__Given problem__: Scan the data below for the string "name". Copy every line where it appears.

__Data shown__:

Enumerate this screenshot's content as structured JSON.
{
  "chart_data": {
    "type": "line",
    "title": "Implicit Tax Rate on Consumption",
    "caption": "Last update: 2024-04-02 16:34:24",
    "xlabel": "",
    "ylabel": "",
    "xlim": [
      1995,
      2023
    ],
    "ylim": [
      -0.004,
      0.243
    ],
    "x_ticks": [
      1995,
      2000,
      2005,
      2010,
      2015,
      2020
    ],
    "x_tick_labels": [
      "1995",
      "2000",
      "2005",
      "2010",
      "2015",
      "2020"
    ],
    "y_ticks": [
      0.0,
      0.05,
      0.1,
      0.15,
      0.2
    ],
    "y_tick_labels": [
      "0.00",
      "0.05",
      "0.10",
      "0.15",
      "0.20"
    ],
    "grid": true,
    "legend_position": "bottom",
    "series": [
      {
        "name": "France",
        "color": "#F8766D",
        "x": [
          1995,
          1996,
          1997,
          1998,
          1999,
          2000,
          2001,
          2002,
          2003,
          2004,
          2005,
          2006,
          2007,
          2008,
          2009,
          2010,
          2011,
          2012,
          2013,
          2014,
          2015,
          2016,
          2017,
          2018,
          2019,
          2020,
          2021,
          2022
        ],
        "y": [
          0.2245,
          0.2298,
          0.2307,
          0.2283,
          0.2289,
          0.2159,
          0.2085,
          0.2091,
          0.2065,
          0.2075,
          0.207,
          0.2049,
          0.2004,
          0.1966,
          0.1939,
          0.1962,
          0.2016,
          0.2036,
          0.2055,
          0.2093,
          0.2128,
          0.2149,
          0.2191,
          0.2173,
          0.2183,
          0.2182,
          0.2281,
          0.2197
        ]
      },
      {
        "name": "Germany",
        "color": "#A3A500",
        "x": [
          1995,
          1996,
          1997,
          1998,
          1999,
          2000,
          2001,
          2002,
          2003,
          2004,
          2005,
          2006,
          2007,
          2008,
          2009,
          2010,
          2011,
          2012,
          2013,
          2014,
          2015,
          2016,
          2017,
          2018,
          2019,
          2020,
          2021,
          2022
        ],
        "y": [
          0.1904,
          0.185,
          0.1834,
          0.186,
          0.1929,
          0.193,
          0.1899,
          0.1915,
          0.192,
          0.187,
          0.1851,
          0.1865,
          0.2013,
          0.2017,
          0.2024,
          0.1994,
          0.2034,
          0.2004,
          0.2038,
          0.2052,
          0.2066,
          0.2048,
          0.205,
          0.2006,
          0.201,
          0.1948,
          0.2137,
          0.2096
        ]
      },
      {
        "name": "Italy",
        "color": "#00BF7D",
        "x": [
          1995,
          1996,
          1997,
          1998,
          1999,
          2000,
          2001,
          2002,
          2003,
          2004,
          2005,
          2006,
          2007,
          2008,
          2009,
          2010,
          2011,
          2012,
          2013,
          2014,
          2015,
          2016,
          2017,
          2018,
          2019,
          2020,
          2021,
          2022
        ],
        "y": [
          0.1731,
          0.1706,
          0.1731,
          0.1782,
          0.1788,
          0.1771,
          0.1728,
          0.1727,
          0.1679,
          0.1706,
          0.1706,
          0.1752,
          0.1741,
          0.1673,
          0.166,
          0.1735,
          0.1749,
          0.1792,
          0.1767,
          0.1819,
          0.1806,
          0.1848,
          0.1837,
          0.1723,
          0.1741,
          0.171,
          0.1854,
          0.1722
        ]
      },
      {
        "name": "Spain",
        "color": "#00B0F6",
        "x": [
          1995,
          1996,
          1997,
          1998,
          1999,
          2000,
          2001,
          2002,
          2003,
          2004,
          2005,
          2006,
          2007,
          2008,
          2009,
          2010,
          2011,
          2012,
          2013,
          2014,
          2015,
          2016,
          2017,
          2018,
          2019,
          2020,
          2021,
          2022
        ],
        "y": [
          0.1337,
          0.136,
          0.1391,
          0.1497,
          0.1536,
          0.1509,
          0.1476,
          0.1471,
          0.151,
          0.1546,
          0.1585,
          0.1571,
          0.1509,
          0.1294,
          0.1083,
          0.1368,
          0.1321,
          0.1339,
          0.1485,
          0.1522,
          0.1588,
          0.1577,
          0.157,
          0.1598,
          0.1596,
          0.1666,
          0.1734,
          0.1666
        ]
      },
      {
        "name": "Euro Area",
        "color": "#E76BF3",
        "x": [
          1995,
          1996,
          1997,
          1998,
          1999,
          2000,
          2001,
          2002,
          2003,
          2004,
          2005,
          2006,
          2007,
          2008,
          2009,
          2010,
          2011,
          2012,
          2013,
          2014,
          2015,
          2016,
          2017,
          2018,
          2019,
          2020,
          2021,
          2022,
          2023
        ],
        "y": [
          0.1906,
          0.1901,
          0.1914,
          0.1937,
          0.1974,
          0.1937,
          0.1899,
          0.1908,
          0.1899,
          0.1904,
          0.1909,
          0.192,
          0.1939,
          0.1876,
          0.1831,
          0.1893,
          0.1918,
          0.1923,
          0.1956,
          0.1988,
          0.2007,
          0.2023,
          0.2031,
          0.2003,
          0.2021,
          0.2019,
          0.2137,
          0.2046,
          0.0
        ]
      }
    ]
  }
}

__Result of the exercise__:
        "name": "France",
        "name": "Germany",
        "name": "Italy",
        "name": "Spain",
        "name": "Euro Area",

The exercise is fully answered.